**Directions:**
Only a number is wanted: how many lines in the records below contain "land"?

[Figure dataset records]

┏━━

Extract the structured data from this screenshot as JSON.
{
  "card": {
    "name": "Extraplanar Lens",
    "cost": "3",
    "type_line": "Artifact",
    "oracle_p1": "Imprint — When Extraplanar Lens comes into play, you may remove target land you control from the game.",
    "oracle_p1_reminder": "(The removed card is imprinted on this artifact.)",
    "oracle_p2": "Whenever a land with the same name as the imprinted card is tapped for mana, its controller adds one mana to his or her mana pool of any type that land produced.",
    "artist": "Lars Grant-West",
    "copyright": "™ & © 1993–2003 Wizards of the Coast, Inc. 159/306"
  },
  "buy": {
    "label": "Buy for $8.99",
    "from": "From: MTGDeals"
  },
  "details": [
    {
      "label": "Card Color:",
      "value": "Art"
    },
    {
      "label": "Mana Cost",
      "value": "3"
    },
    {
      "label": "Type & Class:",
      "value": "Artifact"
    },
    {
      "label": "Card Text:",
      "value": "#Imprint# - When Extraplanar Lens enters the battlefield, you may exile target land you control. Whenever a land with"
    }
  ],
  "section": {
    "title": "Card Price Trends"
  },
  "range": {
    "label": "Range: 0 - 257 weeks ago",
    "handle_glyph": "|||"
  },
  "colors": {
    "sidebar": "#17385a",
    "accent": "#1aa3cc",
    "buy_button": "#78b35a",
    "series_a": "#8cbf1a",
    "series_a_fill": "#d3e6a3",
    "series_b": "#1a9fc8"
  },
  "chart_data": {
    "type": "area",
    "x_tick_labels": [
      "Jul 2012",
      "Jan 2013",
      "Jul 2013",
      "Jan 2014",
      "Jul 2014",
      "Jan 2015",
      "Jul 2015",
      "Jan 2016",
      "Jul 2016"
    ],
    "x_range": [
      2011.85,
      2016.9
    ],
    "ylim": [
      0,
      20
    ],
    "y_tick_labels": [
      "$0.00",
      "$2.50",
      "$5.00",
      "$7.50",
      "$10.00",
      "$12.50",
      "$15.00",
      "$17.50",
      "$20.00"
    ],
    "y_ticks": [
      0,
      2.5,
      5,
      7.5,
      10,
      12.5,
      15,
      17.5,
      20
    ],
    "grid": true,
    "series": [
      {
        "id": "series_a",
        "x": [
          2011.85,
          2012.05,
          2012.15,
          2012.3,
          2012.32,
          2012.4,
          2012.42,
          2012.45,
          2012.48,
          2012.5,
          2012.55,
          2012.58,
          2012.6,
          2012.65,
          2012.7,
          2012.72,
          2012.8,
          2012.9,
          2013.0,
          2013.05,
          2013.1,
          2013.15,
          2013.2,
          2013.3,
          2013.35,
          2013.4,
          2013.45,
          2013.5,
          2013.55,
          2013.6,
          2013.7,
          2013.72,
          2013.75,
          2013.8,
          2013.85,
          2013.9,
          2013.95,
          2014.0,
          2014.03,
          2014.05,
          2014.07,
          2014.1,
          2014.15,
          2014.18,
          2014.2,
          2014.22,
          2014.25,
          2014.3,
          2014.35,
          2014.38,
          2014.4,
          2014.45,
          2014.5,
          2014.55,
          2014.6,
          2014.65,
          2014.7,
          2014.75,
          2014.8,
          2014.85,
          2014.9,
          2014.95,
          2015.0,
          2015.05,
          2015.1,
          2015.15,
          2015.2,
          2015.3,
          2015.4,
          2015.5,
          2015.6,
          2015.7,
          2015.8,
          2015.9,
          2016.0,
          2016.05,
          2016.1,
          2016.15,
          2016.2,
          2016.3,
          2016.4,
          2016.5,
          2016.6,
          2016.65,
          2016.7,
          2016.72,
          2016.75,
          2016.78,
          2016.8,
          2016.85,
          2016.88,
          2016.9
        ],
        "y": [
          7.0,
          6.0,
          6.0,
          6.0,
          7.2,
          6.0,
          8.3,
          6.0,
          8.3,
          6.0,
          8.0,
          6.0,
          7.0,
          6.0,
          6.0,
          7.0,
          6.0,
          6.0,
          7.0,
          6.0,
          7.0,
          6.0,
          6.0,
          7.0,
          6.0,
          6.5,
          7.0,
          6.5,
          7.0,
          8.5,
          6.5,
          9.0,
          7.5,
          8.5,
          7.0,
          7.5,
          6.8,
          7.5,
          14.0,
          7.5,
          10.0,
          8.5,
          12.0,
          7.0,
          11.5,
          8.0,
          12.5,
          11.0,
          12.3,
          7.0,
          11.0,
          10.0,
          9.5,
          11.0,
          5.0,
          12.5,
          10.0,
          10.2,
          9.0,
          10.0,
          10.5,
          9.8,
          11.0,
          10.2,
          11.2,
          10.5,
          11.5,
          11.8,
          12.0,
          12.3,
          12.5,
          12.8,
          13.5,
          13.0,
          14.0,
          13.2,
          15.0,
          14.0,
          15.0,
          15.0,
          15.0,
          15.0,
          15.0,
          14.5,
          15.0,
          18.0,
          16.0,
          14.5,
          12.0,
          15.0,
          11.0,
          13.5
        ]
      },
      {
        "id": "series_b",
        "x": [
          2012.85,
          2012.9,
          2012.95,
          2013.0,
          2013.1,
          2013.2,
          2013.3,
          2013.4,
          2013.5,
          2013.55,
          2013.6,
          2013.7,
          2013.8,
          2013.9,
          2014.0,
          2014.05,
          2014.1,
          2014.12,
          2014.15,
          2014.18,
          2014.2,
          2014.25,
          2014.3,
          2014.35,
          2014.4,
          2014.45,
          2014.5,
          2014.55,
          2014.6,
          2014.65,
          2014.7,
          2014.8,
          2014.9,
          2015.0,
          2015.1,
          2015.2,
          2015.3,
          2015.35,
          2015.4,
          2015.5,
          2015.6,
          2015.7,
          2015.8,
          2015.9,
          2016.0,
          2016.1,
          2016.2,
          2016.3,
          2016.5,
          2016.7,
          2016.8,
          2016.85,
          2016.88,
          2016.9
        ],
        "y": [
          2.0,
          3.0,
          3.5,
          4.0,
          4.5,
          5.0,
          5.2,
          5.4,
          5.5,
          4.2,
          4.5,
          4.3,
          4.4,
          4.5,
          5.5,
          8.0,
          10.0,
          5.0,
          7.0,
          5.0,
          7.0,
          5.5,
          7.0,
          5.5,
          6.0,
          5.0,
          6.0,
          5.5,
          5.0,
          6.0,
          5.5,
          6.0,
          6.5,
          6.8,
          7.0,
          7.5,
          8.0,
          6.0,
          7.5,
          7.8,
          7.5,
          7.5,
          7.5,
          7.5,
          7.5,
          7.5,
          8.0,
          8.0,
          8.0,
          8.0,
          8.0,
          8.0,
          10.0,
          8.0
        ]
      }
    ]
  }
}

┗━━

**The reply:**
3